Record extracts:
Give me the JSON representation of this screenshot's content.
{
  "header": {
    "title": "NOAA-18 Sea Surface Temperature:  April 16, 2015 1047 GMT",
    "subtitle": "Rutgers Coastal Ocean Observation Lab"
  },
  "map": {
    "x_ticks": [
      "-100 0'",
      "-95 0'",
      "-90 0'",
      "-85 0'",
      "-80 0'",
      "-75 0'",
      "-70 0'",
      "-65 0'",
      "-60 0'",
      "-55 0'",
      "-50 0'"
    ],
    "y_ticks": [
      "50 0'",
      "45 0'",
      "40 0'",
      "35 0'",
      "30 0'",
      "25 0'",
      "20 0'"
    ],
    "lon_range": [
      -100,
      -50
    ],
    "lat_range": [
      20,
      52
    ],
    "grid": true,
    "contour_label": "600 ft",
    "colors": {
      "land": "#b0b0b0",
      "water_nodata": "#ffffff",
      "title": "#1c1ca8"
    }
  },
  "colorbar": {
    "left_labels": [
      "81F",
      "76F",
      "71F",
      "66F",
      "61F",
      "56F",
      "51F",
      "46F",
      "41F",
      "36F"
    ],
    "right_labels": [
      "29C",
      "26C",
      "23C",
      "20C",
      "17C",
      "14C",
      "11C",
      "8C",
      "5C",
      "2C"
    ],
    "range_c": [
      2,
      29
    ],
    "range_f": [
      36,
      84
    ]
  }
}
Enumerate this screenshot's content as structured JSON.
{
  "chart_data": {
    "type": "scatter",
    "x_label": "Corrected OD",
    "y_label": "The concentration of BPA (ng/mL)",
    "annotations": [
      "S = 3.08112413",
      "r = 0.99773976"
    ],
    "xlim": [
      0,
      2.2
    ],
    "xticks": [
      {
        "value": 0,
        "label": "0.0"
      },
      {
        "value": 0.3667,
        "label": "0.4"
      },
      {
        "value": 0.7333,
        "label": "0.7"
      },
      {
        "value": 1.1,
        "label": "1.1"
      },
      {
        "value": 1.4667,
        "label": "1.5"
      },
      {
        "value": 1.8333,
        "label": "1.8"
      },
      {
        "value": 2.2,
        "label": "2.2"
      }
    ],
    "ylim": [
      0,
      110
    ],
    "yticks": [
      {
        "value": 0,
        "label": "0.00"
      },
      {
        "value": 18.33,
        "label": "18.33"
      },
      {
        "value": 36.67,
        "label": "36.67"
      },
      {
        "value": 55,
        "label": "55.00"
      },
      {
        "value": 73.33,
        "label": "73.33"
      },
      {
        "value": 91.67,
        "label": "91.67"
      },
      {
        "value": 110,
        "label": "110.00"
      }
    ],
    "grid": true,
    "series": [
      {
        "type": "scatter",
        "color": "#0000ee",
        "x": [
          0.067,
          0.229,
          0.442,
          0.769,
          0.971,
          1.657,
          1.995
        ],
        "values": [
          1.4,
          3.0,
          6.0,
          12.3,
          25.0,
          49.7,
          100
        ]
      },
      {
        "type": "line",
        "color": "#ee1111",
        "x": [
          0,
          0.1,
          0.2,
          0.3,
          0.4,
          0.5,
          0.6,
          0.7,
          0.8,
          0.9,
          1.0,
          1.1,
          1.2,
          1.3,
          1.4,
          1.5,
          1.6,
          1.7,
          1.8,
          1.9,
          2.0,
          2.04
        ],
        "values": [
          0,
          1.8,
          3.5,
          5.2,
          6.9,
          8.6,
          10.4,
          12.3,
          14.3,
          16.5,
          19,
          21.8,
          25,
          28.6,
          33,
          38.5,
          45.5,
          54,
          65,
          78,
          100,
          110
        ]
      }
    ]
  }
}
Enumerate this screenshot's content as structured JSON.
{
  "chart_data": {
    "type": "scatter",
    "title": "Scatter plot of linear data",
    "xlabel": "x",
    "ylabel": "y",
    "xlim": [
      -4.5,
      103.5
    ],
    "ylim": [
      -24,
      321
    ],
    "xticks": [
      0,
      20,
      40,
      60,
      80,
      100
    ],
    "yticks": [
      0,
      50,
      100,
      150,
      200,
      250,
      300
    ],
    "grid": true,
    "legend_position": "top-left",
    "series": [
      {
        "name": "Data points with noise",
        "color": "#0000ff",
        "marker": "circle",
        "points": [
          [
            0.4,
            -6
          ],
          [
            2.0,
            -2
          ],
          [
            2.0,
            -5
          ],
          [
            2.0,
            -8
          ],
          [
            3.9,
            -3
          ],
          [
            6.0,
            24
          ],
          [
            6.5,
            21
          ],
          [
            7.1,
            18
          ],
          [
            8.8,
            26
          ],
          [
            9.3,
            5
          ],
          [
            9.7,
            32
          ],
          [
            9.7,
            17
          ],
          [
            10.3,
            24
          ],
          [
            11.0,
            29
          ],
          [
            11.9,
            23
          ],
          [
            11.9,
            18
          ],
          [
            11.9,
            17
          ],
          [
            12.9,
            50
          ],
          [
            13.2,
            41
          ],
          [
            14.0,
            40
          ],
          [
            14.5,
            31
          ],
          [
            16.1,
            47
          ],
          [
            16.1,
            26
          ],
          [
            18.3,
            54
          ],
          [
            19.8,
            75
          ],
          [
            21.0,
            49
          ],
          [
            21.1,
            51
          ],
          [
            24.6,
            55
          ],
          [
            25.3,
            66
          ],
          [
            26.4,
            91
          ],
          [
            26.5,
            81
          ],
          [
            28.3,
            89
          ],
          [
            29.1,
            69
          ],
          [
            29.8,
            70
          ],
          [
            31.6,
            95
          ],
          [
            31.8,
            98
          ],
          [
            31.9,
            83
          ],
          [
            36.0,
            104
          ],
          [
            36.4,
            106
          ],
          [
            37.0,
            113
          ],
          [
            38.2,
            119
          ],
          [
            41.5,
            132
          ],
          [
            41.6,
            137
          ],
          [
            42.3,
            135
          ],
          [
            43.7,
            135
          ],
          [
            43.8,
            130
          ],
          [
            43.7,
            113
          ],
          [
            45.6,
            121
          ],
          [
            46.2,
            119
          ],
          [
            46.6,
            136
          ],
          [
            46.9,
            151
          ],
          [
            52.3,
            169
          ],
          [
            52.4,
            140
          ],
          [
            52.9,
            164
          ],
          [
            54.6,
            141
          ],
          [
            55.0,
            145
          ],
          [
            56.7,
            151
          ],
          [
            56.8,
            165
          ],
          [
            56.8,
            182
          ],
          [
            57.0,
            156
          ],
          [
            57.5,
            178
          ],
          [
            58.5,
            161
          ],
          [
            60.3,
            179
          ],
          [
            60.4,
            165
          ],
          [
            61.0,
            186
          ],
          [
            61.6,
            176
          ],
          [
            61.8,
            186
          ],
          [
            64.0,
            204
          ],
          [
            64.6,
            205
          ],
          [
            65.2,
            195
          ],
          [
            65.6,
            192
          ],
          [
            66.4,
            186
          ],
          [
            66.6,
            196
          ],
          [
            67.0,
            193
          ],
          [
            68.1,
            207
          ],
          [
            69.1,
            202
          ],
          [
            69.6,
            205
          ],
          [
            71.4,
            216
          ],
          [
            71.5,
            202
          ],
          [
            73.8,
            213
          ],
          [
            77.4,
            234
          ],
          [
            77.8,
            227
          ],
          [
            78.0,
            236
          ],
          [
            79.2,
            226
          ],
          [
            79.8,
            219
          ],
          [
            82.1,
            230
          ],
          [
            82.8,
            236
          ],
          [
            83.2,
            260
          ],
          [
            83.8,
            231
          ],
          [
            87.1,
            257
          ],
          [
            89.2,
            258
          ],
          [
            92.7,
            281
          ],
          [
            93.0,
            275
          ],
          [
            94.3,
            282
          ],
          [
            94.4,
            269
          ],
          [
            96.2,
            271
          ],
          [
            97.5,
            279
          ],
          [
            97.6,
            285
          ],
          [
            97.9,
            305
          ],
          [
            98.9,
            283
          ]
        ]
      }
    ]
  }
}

Your instructions:
Output the listing above without altering a single character.

Task output:
Give me the JSON representation of this screenshot's content.
{
  "header": {
    "title": "NOAA-18 Sea Surface Temperature:  April 16, 2015 1047 GMT",
    "subtitle": "Rutgers Coastal Ocean Observation Lab"
  },
  "map": {
    "x_ticks": [
      "-100 0'",
      "-95 0'",
      "-90 0'",
      "-85 0'",
      "-80 0'",
      "-75 0'",
      "-70 0'",
      "-65 0'",
      "-60 0'",
      "-55 0'",
      "-50 0'"
    ],
    "y_ticks": [
      "50 0'",
      "45 0'",
      "40 0'",
      "35 0'",
      "30 0'",
      "25 0'",
      "20 0'"
    ],
    "lon_range": [
      -100,
      -50
    ],
    "lat_range": [
      20,
      52
    ],
    "grid": true,
    "contour_label": "600 ft",
    "colors": {
      "land": "#b0b0b0",
      "water_nodata": "#ffffff",
      "title": "#1c1ca8"
    }
  },
  "colorbar": {
    "left_labels": [
      "81F",
      "76F",
      "71F",
      "66F",
      "61F",
      "56F",
      "51F",
      "46F",
      "41F",
      "36F"
    ],
    "right_labels": [
      "29C",
      "26C",
      "23C",
      "20C",
      "17C",
      "14C",
      "11C",
      "8C",
      "5C",
      "2C"
    ],
    "range_c": [
      2,
      29
    ],
    "range_f": [
      36,
      84
    ]
  }
}
Enumerate this screenshot's content as structured JSON.
{
  "chart_data": {
    "type": "scatter",
    "x_label": "Corrected OD",
    "y_label": "The concentration of BPA (ng/mL)",
    "annotations": [
      "S = 3.08112413",
      "r = 0.99773976"
    ],
    "xlim": [
      0,
      2.2
    ],
    "xticks": [
      {
        "value": 0,
        "label": "0.0"
      },
      {
        "value": 0.3667,
        "label": "0.4"
      },
      {
        "value": 0.7333,
        "label": "0.7"
      },
      {
        "value": 1.1,
        "label": "1.1"
      },
      {
        "value": 1.4667,
        "label": "1.5"
      },
      {
        "value": 1.8333,
        "label": "1.8"
      },
      {
        "value": 2.2,
        "label": "2.2"
      }
    ],
    "ylim": [
      0,
      110
    ],
    "yticks": [
      {
        "value": 0,
        "label": "0.00"
      },
      {
        "value": 18.33,
        "label": "18.33"
      },
      {
        "value": 36.67,
        "label": "36.67"
      },
      {
        "value": 55,
        "label": "55.00"
      },
      {
        "value": 73.33,
        "label": "73.33"
      },
      {
        "value": 91.67,
        "label": "91.67"
      },
      {
        "value": 110,
        "label": "110.00"
      }
    ],
    "grid": true,
    "series": [
      {
        "type": "scatter",
        "color": "#0000ee",
        "x": [
          0.067,
          0.229,
          0.442,
          0.769,
          0.971,
          1.657,
          1.995
        ],
        "values": [
          1.4,
          3.0,
          6.0,
          12.3,
          25.0,
          49.7,
          100
        ]
      },
      {
        "type": "line",
        "color": "#ee1111",
        "x": [
          0,
          0.1,
          0.2,
          0.3,
          0.4,
          0.5,
          0.6,
          0.7,
          0.8,
          0.9,
          1.0,
          1.1,
          1.2,
          1.3,
          1.4,
          1.5,
          1.6,
          1.7,
          1.8,
          1.9,
          2.0,
          2.04
        ],
        "values": [
          0,
          1.8,
          3.5,
          5.2,
          6.9,
          8.6,
          10.4,
          12.3,
          14.3,
          16.5,
          19,
          21.8,
          25,
          28.6,
          33,
          38.5,
          45.5,
          54,
          65,
          78,
          100,
          110
        ]
      }
    ]
  }
}
Enumerate this screenshot's content as structured JSON.
{
  "chart_data": {
    "type": "scatter",
    "title": "Scatter plot of linear data",
    "xlabel": "x",
    "ylabel": "y",
    "xlim": [
      -4.5,
      103.5
    ],
    "ylim": [
      -24,
      321
    ],
    "xticks": [
      0,
      20,
      40,
      60,
      80,
      100
    ],
    "yticks": [
      0,
      50,
      100,
      150,
      200,
      250,
      300
    ],
    "grid": true,
    "legend_position": "top-left",
    "series": [
      {
        "name": "Data points with noise",
        "color": "#0000ff",
        "marker": "circle",
        "points": [
          [
            0.4,
            -6
          ],
          [
            2.0,
            -2
          ],
          [
            2.0,
            -5
          ],
          [
            2.0,
            -8
          ],
          [
            3.9,
            -3
          ],
          [
            6.0,
            24
          ],
          [
            6.5,
            21
          ],
          [
            7.1,
            18
          ],
          [
            8.8,
            26
          ],
          [
            9.3,
            5
          ],
          [
            9.7,
            32
          ],
          [
            9.7,
            17
          ],
          [
            10.3,
            24
          ],
          [
            11.0,
            29
          ],
          [
            11.9,
            23
          ],
          [
            11.9,
            18
          ],
          [
            11.9,
            17
          ],
          [
            12.9,
            50
          ],
          [
            13.2,
            41
          ],
          [
            14.0,
            40
          ],
          [
            14.5,
            31
          ],
          [
            16.1,
            47
          ],
          [
            16.1,
            26
          ],
          [
            18.3,
            54
          ],
          [
            19.8,
            75
          ],
          [
            21.0,
            49
          ],
          [
            21.1,
            51
          ],
          [
            24.6,
            55
          ],
          [
            25.3,
            66
          ],
          [
            26.4,
            91
          ],
          [
            26.5,
            81
          ],
          [
            28.3,
            89
          ],
          [
            29.1,
            69
          ],
          [
            29.8,
            70
          ],
          [
            31.6,
            95
          ],
          [
            31.8,
            98
          ],
          [
            31.9,
            83
          ],
          [
            36.0,
            104
          ],
          [
            36.4,
            106
          ],
          [
            37.0,
            113
          ],
          [
            38.2,
            119
          ],
          [
            41.5,
            132
          ],
          [
            41.6,
            137
          ],
          [
            42.3,
            135
          ],
          [
            43.7,
            135
          ],
          [
            43.8,
            130
          ],
          [
            43.7,
            113
          ],
          [
            45.6,
            121
          ],
          [
            46.2,
            119
          ],
          [
            46.6,
            136
          ],
          [
            46.9,
            151
          ],
          [
            52.3,
            169
          ],
          [
            52.4,
            140
          ],
          [
            52.9,
            164
          ],
          [
            54.6,
            141
          ],
          [
            55.0,
            145
          ],
          [
            56.7,
            151
          ],
          [
            56.8,
            165
          ],
          [
            56.8,
            182
          ],
          [
            57.0,
            156
          ],
          [
            57.5,
            178
          ],
          [
            58.5,
            161
          ],
          [
            60.3,
            179
          ],
          [
            60.4,
            165
          ],
          [
            61.0,
            186
          ],
          [
            61.6,
            176
          ],
          [
            61.8,
            186
          ],
          [
            64.0,
            204
          ],
          [
            64.6,
            205
          ],
          [
            65.2,
            195
          ],
          [
            65.6,
            192
          ],
          [
            66.4,
            186
          ],
          [
            66.6,
            196
          ],
          [
            67.0,
            193
          ],
          [
            68.1,
            207
          ],
          [
            69.1,
            202
          ],
          [
            69.6,
            205
          ],
          [
            71.4,
            216
          ],
          [
            71.5,
            202
          ],
          [
            73.8,
            213
          ],
          [
            77.4,
            234
          ],
          [
            77.8,
            227
          ],
          [
            78.0,
            236
          ],
          [
            79.2,
            226
          ],
          [
            79.8,
            219
          ],
          [
            82.1,
            230
          ],
          [
            82.8,
            236
          ],
          [
            83.2,
            260
          ],
          [
            83.8,
            231
          ],
          [
            87.1,
            257
          ],
          [
            89.2,
            258
          ],
          [
            92.7,
            281
          ],
          [
            93.0,
            275
          ],
          [
            94.3,
            282
          ],
          [
            94.4,
            269
          ],
          [
            96.2,
            271
          ],
          [
            97.5,
            279
          ],
          [
            97.6,
            285
          ],
          [
            97.9,
            305
          ],
          [
            98.9,
            283
          ]
        ]
      }
    ]
  }
}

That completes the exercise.